§ SUPPLIED PASSAGE
########

# Nonequilibrium steady states in the Floquet-Lindblad systems: van Vleck's high-frequency expansion approach

### Submission summary

 As Contributors: Tatsuhiko Ikeda Preprint link: scipost_202110_00030v1 Date accepted: 2021-11-09 Date submitted: 2021-10-19 15:21 Submitted by: Ikeda, Tatsuhiko Submitted to: SciPost Physics Core Academic field: Physics Specialties: Condensed Matter Physics - Theory Approach: Theoretical

### Abstract

Nonequilibrium steady states (NESSs) in periodically driven dissipative quantum systems are vital in Floquet engineering. We develop a general theory for high-frequency drives with Lindblad-type dissipation to characterize and analyze NESSs based on the high-frequency (HF) expansion with linear algebraic numerics and without numerically solving the time evolution. This theory shows that NESSs can deviate from the Floquet-Gibbs state depending on the dissipation type. We show the validity and usefulness of the HF-expansion approach in concrete models for a diamond nitrogen-vacancy (NV) center, a kicked open XY spin chain with topological phase transition under boundary dissipation, and the Heisenberg spin chain in a circularly-polarized magnetic field under bulk dissipation. In particular, for the isotropic Heisenberg chain, we propose the dissipation-assisted terahertz (THz) inverse Faraday effect in quantum magnets. Our theoretical framework applies to various time-periodic Lindblad equations that are currently under active research.

###### Current status:
Publication decision taken: accept

Editorial decision: For Journal SciPost Physics Core: Publish
(status: Editorial decision fixed and (if required) accepted by authors)

########

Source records
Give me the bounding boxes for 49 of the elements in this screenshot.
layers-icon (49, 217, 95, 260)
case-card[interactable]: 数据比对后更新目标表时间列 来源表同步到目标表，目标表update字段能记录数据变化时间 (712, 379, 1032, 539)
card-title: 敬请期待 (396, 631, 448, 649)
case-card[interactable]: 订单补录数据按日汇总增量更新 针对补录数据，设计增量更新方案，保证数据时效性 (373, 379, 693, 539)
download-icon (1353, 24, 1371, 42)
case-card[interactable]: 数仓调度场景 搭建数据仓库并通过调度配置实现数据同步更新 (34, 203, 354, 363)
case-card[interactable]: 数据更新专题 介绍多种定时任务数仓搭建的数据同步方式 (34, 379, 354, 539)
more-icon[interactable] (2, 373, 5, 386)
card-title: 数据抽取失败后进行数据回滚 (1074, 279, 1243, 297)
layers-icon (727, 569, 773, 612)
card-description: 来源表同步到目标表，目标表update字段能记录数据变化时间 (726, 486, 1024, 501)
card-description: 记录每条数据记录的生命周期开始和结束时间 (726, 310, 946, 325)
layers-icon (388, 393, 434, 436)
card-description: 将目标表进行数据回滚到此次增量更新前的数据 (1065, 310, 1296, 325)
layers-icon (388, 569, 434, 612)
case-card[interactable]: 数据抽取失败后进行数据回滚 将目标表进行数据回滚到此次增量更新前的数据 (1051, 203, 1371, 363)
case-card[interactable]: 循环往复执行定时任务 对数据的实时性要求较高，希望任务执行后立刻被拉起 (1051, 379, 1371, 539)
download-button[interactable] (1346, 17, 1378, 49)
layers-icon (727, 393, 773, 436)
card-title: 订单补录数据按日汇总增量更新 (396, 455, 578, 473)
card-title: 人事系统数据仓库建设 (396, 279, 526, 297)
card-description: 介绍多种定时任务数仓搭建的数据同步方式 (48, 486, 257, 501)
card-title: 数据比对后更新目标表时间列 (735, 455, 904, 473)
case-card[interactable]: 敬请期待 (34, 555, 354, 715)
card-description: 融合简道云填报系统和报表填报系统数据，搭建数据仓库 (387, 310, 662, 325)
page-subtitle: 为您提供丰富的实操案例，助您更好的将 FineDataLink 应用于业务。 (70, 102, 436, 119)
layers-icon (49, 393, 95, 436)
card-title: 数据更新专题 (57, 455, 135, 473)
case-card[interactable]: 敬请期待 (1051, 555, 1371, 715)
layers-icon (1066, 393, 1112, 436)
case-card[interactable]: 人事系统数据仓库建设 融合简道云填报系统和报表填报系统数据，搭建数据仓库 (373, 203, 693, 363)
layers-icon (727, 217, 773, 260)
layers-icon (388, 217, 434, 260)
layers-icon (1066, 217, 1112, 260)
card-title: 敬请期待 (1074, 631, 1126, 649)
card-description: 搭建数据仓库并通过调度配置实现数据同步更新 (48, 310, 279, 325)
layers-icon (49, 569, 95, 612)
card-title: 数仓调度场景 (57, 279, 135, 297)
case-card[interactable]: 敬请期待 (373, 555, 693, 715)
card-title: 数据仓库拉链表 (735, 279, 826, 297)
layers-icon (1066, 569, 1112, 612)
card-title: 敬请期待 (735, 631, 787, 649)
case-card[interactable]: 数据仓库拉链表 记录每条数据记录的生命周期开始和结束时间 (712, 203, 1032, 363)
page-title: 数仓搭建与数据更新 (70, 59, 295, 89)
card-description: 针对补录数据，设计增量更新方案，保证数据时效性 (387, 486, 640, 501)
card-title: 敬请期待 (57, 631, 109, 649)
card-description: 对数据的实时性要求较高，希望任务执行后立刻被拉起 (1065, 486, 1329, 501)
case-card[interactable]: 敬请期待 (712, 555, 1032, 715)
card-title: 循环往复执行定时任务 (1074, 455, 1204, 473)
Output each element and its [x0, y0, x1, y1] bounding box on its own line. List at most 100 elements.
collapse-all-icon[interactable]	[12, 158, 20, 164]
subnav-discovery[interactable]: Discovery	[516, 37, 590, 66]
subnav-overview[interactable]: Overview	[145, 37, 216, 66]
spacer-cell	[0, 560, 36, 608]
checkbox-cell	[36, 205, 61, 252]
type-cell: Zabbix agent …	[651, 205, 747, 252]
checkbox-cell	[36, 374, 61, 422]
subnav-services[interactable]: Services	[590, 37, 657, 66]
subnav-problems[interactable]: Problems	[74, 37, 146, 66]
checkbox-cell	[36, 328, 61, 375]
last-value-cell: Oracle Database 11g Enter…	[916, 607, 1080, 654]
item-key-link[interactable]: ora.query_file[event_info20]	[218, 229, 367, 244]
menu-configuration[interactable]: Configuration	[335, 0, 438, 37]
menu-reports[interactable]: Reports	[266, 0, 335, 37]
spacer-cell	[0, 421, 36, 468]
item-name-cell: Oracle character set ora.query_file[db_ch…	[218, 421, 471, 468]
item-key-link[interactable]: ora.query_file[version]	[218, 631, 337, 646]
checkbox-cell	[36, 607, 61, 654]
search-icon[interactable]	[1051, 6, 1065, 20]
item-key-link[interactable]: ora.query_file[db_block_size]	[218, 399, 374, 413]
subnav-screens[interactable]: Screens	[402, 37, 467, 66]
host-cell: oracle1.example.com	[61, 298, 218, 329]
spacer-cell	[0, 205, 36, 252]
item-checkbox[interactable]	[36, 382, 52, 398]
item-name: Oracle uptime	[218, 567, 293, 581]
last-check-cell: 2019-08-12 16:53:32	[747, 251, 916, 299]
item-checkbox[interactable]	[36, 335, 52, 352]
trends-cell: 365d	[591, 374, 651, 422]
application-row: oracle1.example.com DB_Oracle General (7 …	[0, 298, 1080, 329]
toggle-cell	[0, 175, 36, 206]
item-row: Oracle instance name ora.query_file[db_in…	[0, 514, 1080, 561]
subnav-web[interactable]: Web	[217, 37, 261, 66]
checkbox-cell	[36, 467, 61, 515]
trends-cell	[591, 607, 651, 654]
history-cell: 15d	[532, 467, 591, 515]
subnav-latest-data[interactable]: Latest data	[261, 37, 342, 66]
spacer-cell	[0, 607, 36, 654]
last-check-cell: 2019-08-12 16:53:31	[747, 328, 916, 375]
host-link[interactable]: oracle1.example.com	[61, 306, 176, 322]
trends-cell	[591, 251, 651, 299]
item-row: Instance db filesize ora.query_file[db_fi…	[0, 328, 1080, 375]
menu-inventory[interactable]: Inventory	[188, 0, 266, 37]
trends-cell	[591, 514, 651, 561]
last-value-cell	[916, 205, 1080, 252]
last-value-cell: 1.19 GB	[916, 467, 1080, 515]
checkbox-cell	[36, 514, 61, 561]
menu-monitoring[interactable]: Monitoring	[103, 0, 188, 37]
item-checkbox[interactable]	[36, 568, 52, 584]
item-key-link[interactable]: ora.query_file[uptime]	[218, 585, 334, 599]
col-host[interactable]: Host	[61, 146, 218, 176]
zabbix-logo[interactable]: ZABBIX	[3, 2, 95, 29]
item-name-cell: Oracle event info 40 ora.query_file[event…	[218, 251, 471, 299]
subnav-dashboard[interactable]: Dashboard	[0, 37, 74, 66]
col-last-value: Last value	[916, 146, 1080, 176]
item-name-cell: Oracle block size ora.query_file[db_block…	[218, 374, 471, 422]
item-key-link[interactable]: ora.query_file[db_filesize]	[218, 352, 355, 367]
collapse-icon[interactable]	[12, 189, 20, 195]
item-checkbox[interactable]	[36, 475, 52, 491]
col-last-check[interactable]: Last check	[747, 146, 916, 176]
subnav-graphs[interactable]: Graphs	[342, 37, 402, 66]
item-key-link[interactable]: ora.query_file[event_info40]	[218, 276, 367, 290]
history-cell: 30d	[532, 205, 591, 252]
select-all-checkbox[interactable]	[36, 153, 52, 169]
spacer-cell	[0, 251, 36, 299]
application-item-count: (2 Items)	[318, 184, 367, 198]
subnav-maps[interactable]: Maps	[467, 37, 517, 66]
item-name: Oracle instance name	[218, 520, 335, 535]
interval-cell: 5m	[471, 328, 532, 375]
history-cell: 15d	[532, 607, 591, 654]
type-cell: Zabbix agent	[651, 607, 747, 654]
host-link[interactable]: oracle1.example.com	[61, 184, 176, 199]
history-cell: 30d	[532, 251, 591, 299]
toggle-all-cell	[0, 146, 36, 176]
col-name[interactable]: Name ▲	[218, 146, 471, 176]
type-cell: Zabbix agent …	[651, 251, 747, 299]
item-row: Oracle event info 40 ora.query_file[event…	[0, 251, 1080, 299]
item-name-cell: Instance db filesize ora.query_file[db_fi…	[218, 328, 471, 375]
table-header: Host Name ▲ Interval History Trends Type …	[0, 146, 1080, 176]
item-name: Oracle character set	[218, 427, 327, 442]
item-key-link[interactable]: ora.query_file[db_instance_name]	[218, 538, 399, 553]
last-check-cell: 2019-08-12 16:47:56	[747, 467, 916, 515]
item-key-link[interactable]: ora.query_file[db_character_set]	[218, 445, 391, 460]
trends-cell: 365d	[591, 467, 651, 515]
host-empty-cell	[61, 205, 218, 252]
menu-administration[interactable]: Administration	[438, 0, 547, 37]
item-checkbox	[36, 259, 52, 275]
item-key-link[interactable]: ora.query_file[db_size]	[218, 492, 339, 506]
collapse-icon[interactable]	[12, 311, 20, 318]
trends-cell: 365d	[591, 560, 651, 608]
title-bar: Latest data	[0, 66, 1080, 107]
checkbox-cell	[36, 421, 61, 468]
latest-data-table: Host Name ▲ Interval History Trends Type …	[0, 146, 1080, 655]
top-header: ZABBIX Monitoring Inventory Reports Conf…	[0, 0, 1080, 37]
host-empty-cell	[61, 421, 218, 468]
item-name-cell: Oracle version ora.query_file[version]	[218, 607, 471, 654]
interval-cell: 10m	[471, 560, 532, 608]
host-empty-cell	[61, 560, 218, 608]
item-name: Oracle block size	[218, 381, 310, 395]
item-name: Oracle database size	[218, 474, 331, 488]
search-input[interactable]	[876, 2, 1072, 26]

########

§ SET PROBLEM 1
According to the submission page, what does the work propose for the isotropic Heisenberg chain?
§ SET PROBLEM 2
Say whether each statement agrees with the submission page, and quote the deciding words: (a) The high-frequency expansion approach requires numerically solving the time evolution. (b) The submission was accepted on 2021-11-09. (c) The kicked open XY spin chain is treated under bulk dissipation.

§ RIGHT ANSWER 1
The dissipation-assisted terahertz (THz) inverse Faraday effect in quantum magnets.

§ RIGHT ANSWER 2
(a) No: "with linear algebraic numerics and without numerically solving the time evolution"
(b) Yes: "Date accepted: 2021-11-09"
(c) No: "a kicked open XY spin chain with topological phase transition under boundary dissipation"